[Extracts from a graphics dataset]
--- BEGIN ---

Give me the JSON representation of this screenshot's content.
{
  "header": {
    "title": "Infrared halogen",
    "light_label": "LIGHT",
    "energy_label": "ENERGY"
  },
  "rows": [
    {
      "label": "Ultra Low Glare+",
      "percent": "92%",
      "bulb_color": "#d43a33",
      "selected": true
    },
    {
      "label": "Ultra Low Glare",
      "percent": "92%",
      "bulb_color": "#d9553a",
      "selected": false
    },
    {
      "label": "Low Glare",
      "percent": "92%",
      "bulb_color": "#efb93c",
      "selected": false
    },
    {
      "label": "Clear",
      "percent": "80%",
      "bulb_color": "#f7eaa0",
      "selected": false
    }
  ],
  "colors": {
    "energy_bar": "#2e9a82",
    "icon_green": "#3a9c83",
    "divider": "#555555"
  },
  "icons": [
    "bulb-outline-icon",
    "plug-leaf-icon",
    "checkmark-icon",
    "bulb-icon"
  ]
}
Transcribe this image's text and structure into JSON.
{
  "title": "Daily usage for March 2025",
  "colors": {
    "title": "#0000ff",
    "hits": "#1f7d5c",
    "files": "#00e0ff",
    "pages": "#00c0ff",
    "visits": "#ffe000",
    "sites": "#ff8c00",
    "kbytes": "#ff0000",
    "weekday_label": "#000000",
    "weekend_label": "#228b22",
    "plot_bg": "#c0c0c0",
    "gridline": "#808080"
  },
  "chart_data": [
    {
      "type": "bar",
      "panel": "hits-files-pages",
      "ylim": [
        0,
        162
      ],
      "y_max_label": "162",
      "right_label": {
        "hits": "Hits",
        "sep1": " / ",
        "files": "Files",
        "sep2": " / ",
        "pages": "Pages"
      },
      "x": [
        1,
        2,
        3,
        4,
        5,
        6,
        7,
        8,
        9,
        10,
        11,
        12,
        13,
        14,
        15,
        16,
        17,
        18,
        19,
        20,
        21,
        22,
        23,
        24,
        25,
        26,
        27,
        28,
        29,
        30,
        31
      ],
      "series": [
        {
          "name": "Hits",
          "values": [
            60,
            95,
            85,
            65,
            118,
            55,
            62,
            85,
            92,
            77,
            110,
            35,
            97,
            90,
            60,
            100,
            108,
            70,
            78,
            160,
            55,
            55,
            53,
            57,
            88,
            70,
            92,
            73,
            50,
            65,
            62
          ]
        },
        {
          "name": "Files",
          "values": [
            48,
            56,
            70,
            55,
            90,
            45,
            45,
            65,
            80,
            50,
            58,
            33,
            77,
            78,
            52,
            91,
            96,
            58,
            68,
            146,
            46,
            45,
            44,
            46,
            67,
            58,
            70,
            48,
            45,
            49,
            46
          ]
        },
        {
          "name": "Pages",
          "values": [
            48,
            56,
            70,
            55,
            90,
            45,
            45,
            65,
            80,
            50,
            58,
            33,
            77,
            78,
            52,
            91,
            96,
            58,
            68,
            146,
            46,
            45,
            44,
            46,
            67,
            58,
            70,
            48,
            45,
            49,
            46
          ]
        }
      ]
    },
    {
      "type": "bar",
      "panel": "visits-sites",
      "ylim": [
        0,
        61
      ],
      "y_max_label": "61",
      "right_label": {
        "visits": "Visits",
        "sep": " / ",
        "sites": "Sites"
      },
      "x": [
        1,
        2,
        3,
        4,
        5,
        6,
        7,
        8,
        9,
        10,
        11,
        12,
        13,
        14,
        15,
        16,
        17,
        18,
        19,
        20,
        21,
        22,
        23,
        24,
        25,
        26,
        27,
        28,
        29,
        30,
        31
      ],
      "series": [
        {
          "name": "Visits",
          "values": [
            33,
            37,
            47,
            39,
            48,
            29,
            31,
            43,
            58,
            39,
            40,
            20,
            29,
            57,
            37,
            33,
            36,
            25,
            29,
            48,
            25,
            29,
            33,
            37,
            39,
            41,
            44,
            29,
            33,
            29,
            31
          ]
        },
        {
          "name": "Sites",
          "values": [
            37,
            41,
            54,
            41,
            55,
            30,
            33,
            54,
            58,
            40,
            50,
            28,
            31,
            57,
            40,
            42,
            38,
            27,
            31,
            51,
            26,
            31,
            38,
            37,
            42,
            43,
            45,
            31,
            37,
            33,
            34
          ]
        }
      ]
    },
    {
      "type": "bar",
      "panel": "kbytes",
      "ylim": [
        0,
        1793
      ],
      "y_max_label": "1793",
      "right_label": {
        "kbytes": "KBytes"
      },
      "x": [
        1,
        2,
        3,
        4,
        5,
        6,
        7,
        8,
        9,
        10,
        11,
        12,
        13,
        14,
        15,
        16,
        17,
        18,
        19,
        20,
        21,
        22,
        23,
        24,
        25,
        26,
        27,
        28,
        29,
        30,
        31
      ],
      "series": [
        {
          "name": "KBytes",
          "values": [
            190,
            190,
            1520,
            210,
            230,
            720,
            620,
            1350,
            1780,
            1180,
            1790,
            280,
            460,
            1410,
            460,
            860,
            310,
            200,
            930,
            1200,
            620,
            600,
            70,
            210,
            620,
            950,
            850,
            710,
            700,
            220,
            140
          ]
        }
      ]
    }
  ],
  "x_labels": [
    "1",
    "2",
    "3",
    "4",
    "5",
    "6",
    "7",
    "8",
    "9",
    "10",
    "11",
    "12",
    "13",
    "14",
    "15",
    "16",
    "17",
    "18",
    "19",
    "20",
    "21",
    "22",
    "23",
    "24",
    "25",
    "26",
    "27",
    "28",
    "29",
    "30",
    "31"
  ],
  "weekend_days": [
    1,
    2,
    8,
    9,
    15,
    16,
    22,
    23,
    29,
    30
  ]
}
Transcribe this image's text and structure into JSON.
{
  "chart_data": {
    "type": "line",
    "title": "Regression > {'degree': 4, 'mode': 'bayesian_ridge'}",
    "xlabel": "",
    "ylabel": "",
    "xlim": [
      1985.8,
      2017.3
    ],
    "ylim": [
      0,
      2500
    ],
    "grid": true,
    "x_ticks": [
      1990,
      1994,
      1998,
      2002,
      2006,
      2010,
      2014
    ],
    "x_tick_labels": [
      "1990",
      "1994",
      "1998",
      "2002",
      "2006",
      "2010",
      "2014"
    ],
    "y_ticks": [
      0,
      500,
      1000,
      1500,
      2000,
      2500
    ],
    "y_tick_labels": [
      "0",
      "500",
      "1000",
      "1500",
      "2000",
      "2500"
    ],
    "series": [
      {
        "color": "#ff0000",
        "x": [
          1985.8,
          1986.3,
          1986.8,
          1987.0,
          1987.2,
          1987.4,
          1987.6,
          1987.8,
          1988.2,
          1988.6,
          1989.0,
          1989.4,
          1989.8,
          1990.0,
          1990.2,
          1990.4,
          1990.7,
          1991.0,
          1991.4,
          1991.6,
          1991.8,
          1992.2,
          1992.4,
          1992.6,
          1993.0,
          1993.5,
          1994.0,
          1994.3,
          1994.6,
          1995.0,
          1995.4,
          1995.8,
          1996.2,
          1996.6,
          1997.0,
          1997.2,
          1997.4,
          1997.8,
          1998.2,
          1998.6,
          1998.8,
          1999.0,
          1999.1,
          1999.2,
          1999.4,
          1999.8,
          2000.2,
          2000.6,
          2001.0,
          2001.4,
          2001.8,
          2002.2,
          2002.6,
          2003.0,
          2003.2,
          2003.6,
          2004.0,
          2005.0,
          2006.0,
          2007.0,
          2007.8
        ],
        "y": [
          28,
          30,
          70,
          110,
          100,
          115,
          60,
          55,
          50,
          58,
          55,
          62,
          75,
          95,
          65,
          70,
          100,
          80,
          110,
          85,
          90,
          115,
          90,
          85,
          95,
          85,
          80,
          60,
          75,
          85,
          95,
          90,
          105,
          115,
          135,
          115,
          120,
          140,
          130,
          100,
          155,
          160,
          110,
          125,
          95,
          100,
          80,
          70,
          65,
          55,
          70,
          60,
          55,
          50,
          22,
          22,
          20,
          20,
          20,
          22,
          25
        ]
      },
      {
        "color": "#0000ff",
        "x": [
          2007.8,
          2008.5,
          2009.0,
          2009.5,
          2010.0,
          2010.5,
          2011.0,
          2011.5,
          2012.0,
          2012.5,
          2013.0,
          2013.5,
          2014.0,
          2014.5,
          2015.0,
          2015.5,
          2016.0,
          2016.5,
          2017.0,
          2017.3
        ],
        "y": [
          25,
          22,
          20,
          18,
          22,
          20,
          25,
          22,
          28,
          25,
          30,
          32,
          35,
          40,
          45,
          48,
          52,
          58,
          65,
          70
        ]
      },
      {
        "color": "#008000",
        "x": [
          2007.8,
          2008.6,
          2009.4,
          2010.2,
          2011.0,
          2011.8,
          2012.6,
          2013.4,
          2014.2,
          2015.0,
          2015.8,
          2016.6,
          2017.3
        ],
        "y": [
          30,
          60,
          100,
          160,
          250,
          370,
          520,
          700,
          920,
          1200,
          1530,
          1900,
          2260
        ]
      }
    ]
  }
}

--- END ---

• _EXERCISE_
Where a line above contains the word "name", copy that line.

• _EXERCISE RESPONSE_
          "name": "Hits",
          "name": "Files",
          "name": "Pages",
          "name": "Visits",
          "name": "Sites",
          "name": "KBytes",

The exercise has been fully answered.